→ **Task to complete**
Repeat all of the material exactly as given.

→ **Records provided**

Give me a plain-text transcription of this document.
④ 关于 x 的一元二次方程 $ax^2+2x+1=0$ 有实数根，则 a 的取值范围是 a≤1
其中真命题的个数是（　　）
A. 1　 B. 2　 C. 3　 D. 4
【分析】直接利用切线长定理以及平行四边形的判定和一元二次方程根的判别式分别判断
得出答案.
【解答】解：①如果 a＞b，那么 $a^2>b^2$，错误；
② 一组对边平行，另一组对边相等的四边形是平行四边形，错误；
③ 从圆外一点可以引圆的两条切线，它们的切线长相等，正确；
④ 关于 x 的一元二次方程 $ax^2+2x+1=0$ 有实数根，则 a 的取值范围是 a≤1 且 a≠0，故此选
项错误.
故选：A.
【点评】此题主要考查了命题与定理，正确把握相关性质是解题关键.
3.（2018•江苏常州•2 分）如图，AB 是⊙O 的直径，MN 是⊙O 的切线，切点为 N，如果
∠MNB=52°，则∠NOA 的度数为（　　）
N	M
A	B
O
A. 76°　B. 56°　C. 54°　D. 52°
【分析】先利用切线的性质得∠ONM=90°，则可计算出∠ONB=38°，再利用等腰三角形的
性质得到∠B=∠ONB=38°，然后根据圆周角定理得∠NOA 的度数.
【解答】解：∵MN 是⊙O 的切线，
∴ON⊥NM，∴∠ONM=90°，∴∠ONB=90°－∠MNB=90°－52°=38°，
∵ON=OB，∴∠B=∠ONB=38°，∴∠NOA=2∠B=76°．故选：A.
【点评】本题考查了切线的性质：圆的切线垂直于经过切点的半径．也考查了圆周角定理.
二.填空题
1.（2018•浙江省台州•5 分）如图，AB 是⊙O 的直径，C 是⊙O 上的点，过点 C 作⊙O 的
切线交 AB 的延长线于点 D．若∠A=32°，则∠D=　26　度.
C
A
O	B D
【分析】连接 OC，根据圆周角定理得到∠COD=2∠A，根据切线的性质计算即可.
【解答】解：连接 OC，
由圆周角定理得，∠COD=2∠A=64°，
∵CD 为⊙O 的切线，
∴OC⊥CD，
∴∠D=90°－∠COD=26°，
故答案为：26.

→ **Response below**
Give me a plain-text transcription of this document.
④ 关于 x 的一元二次方程 $ax^2+2x+1=0$ 有实数根，则 a 的取值范围是 a≤1
其中真命题的个数是（　　）
A. 1　 B. 2　 C. 3　 D. 4
【分析】直接利用切线长定理以及平行四边形的判定和一元二次方程根的判别式分别判断
得出答案.
【解答】解：①如果 a＞b，那么 $a^2>b^2$，错误；
② 一组对边平行，另一组对边相等的四边形是平行四边形，错误；
③ 从圆外一点可以引圆的两条切线，它们的切线长相等，正确；
④ 关于 x 的一元二次方程 $ax^2+2x+1=0$ 有实数根，则 a 的取值范围是 a≤1 且 a≠0，故此选
项错误.
故选：A.
【点评】此题主要考查了命题与定理，正确把握相关性质是解题关键.
3.（2018•江苏常州•2 分）如图，AB 是⊙O 的直径，MN 是⊙O 的切线，切点为 N，如果
∠MNB=52°，则∠NOA 的度数为（　　）
N	M
A	B
O
A. 76°　B. 56°　C. 54°　D. 52°
【分析】先利用切线的性质得∠ONM=90°，则可计算出∠ONB=38°，再利用等腰三角形的
性质得到∠B=∠ONB=38°，然后根据圆周角定理得∠NOA 的度数.
【解答】解：∵MN 是⊙O 的切线，
∴ON⊥NM，∴∠ONM=90°，∴∠ONB=90°－∠MNB=90°－52°=38°，
∵ON=OB，∴∠B=∠ONB=38°，∴∠NOA=2∠B=76°．故选：A.
【点评】本题考查了切线的性质：圆的切线垂直于经过切点的半径．也考查了圆周角定理.
二.填空题
1.（2018•浙江省台州•5 分）如图，AB 是⊙O 的直径，C 是⊙O 上的点，过点 C 作⊙O 的
切线交 AB 的延长线于点 D．若∠A=32°，则∠D=　26　度.
C
A
O	B D
【分析】连接 OC，根据圆周角定理得到∠COD=2∠A，根据切线的性质计算即可.
【解答】解：连接 OC，
由圆周角定理得，∠COD=2∠A=64°，
∵CD 为⊙O 的切线，
∴OC⊥CD，
∴∠D=90°－∠COD=26°，
故答案为：26.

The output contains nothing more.